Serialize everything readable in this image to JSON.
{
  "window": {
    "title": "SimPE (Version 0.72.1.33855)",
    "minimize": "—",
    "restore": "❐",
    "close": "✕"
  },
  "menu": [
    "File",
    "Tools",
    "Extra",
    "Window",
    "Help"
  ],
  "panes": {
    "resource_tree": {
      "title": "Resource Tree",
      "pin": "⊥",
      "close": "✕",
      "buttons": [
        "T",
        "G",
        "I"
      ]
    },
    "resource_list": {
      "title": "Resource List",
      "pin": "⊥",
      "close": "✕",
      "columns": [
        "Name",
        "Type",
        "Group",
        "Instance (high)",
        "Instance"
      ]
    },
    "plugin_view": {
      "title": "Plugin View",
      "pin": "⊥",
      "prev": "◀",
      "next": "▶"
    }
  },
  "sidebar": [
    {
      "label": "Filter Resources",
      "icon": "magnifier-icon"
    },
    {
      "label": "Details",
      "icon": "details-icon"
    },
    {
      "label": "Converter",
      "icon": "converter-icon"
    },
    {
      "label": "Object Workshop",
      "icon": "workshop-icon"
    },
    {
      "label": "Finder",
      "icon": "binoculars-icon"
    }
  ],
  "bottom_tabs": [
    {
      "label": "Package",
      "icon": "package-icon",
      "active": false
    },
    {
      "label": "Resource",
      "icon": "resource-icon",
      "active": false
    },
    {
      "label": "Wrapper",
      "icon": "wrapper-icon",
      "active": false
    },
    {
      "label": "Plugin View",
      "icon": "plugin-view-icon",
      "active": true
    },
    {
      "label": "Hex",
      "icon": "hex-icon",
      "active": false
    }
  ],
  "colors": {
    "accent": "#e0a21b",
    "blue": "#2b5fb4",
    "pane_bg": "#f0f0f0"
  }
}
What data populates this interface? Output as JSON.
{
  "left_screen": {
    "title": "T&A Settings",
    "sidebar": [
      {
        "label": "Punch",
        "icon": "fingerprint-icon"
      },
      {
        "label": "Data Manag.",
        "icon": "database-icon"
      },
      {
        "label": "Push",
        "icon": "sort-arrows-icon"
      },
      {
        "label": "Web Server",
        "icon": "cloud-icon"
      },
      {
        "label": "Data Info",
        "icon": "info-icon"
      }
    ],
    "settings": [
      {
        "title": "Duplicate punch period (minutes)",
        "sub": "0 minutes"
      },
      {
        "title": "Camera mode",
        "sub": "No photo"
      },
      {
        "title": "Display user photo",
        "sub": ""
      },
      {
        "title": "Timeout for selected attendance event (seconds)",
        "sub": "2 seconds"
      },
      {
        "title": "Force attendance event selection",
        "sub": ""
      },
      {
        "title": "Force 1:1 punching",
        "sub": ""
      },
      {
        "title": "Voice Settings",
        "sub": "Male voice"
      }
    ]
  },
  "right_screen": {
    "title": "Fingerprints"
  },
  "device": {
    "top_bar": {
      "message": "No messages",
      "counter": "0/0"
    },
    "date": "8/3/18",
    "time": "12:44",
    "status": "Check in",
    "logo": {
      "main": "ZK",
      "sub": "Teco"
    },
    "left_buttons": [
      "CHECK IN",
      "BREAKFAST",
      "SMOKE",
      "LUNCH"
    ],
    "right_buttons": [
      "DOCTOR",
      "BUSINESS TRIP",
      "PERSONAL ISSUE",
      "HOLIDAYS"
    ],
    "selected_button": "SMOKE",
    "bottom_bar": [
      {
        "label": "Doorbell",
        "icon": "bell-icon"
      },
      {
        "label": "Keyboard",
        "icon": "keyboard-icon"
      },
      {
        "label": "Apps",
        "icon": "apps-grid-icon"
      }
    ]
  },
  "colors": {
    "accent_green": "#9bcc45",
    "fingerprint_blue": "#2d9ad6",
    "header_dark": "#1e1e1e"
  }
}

========================

-- Requirement --
Make an exact copy of the records.

-- Result below --
Serialize everything readable in this image to JSON.
{
  "window": {
    "title": "SimPE (Version 0.72.1.33855)",
    "minimize": "—",
    "restore": "❐",
    "close": "✕"
  },
  "menu": [
    "File",
    "Tools",
    "Extra",
    "Window",
    "Help"
  ],
  "panes": {
    "resource_tree": {
      "title": "Resource Tree",
      "pin": "⊥",
      "close": "✕",
      "buttons": [
        "T",
        "G",
        "I"
      ]
    },
    "resource_list": {
      "title": "Resource List",
      "pin": "⊥",
      "close": "✕",
      "columns": [
        "Name",
        "Type",
        "Group",
        "Instance (high)",
        "Instance"
      ]
    },
    "plugin_view": {
      "title": "Plugin View",
      "pin": "⊥",
      "prev": "◀",
      "next": "▶"
    }
  },
  "sidebar": [
    {
      "label": "Filter Resources",
      "icon": "magnifier-icon"
    },
    {
      "label": "Details",
      "icon": "details-icon"
    },
    {
      "label": "Converter",
      "icon": "converter-icon"
    },
    {
      "label": "Object Workshop",
      "icon": "workshop-icon"
    },
    {
      "label": "Finder",
      "icon": "binoculars-icon"
    }
  ],
  "bottom_tabs": [
    {
      "label": "Package",
      "icon": "package-icon",
      "active": false
    },
    {
      "label": "Resource",
      "icon": "resource-icon",
      "active": false
    },
    {
      "label": "Wrapper",
      "icon": "wrapper-icon",
      "active": false
    },
    {
      "label": "Plugin View",
      "icon": "plugin-view-icon",
      "active": true
    },
    {
      "label": "Hex",
      "icon": "hex-icon",
      "active": false
    }
  ],
  "colors": {
    "accent": "#e0a21b",
    "blue": "#2b5fb4",
    "pane_bg": "#f0f0f0"
  }
}
What data populates this interface? Output as JSON.
{
  "left_screen": {
    "title": "T&A Settings",
    "sidebar": [
      {
        "label": "Punch",
        "icon": "fingerprint-icon"
      },
      {
        "label": "Data Manag.",
        "icon": "database-icon"
      },
      {
        "label": "Push",
        "icon": "sort-arrows-icon"
      },
      {
        "label": "Web Server",
        "icon": "cloud-icon"
      },
      {
        "label": "Data Info",
        "icon": "info-icon"
      }
    ],
    "settings": [
      {
        "title": "Duplicate punch period (minutes)",
        "sub": "0 minutes"
      },
      {
        "title": "Camera mode",
        "sub": "No photo"
      },
      {
        "title": "Display user photo",
        "sub": ""
      },
      {
        "title": "Timeout for selected attendance event (seconds)",
        "sub": "2 seconds"
      },
      {
        "title": "Force attendance event selection",
        "sub": ""
      },
      {
        "title": "Force 1:1 punching",
        "sub": ""
      },
      {
        "title": "Voice Settings",
        "sub": "Male voice"
      }
    ]
  },
  "right_screen": {
    "title": "Fingerprints"
  },
  "device": {
    "top_bar": {
      "message": "No messages",
      "counter": "0/0"
    },
    "date": "8/3/18",
    "time": "12:44",
    "status": "Check in",
    "logo": {
      "main": "ZK",
      "sub": "Teco"
    },
    "left_buttons": [
      "CHECK IN",
      "BREAKFAST",
      "SMOKE",
      "LUNCH"
    ],
    "right_buttons": [
      "DOCTOR",
      "BUSINESS TRIP",
      "PERSONAL ISSUE",
      "HOLIDAYS"
    ],
    "selected_button": "SMOKE",
    "bottom_bar": [
      {
        "label": "Doorbell",
        "icon": "bell-icon"
      },
      {
        "label": "Keyboard",
        "icon": "keyboard-icon"
      },
      {
        "label": "Apps",
        "icon": "apps-grid-icon"
      }
    ]
  },
  "colors": {
    "accent_green": "#9bcc45",
    "fingerprint_blue": "#2d9ad6",
    "header_dark": "#1e1e1e"
  }
}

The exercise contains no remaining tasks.